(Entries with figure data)

########################################

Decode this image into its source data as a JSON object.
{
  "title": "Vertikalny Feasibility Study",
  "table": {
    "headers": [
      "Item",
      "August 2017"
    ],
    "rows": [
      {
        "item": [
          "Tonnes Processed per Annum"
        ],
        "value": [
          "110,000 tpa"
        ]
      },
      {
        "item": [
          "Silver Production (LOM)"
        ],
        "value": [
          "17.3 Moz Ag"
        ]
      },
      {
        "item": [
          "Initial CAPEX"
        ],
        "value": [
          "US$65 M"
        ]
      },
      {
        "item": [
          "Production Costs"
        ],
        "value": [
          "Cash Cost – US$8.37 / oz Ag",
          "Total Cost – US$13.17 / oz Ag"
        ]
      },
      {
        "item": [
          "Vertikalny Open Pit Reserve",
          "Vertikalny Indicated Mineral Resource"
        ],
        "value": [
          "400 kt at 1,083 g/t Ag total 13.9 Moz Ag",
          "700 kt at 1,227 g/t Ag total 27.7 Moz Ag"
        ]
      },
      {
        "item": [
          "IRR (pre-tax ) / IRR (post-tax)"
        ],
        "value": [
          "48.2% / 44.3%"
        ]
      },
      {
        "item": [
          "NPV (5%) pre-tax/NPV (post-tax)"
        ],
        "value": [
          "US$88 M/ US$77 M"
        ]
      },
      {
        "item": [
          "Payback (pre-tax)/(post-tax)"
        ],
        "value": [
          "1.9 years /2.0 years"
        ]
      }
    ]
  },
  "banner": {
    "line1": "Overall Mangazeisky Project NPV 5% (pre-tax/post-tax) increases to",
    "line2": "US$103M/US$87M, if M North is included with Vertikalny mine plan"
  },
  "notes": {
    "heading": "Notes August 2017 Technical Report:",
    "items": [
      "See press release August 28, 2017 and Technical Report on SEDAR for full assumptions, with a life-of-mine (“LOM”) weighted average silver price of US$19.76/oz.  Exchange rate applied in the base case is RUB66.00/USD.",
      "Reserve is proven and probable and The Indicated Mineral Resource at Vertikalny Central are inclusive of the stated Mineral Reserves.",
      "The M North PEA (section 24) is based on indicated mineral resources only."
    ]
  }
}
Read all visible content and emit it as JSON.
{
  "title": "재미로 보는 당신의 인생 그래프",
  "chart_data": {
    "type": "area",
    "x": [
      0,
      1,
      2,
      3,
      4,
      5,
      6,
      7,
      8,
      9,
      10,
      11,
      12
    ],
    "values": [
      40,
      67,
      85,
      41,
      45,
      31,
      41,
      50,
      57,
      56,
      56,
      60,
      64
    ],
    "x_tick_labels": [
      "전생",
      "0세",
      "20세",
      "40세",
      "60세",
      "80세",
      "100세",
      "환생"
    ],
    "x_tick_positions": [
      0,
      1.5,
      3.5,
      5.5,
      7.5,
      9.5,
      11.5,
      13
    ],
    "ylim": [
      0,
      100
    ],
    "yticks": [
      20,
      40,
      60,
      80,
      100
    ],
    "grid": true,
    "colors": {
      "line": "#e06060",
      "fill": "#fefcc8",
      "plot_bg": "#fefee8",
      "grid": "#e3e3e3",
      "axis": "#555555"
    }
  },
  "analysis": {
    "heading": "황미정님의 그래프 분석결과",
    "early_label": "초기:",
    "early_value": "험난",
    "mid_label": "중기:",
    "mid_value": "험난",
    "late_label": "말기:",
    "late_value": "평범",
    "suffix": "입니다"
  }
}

########################################

__Request__.
Exactly reproduce the material above.

__Task result__.
Decode this image into its source data as a JSON object.
{
  "title": "Vertikalny Feasibility Study",
  "table": {
    "headers": [
      "Item",
      "August 2017"
    ],
    "rows": [
      {
        "item": [
          "Tonnes Processed per Annum"
        ],
        "value": [
          "110,000 tpa"
        ]
      },
      {
        "item": [
          "Silver Production (LOM)"
        ],
        "value": [
          "17.3 Moz Ag"
        ]
      },
      {
        "item": [
          "Initial CAPEX"
        ],
        "value": [
          "US$65 M"
        ]
      },
      {
        "item": [
          "Production Costs"
        ],
        "value": [
          "Cash Cost – US$8.37 / oz Ag",
          "Total Cost – US$13.17 / oz Ag"
        ]
      },
      {
        "item": [
          "Vertikalny Open Pit Reserve",
          "Vertikalny Indicated Mineral Resource"
        ],
        "value": [
          "400 kt at 1,083 g/t Ag total 13.9 Moz Ag",
          "700 kt at 1,227 g/t Ag total 27.7 Moz Ag"
        ]
      },
      {
        "item": [
          "IRR (pre-tax ) / IRR (post-tax)"
        ],
        "value": [
          "48.2% / 44.3%"
        ]
      },
      {
        "item": [
          "NPV (5%) pre-tax/NPV (post-tax)"
        ],
        "value": [
          "US$88 M/ US$77 M"
        ]
      },
      {
        "item": [
          "Payback (pre-tax)/(post-tax)"
        ],
        "value": [
          "1.9 years /2.0 years"
        ]
      }
    ]
  },
  "banner": {
    "line1": "Overall Mangazeisky Project NPV 5% (pre-tax/post-tax) increases to",
    "line2": "US$103M/US$87M, if M North is included with Vertikalny mine plan"
  },
  "notes": {
    "heading": "Notes August 2017 Technical Report:",
    "items": [
      "See press release August 28, 2017 and Technical Report on SEDAR for full assumptions, with a life-of-mine (“LOM”) weighted average silver price of US$19.76/oz.  Exchange rate applied in the base case is RUB66.00/USD.",
      "Reserve is proven and probable and The Indicated Mineral Resource at Vertikalny Central are inclusive of the stated Mineral Reserves.",
      "The M North PEA (section 24) is based on indicated mineral resources only."
    ]
  }
}
Read all visible content and emit it as JSON.
{
  "title": "재미로 보는 당신의 인생 그래프",
  "chart_data": {
    "type": "area",
    "x": [
      0,
      1,
      2,
      3,
      4,
      5,
      6,
      7,
      8,
      9,
      10,
      11,
      12
    ],
    "values": [
      40,
      67,
      85,
      41,
      45,
      31,
      41,
      50,
      57,
      56,
      56,
      60,
      64
    ],
    "x_tick_labels": [
      "전생",
      "0세",
      "20세",
      "40세",
      "60세",
      "80세",
      "100세",
      "환생"
    ],
    "x_tick_positions": [
      0,
      1.5,
      3.5,
      5.5,
      7.5,
      9.5,
      11.5,
      13
    ],
    "ylim": [
      0,
      100
    ],
    "yticks": [
      20,
      40,
      60,
      80,
      100
    ],
    "grid": true,
    "colors": {
      "line": "#e06060",
      "fill": "#fefcc8",
      "plot_bg": "#fefee8",
      "grid": "#e3e3e3",
      "axis": "#555555"
    }
  },
  "analysis": {
    "heading": "황미정님의 그래프 분석결과",
    "early_label": "초기:",
    "early_value": "험난",
    "mid_label": "중기:",
    "mid_value": "험난",
    "late_label": "말기:",
    "late_value": "평범",
    "suffix": "입니다"
  }
}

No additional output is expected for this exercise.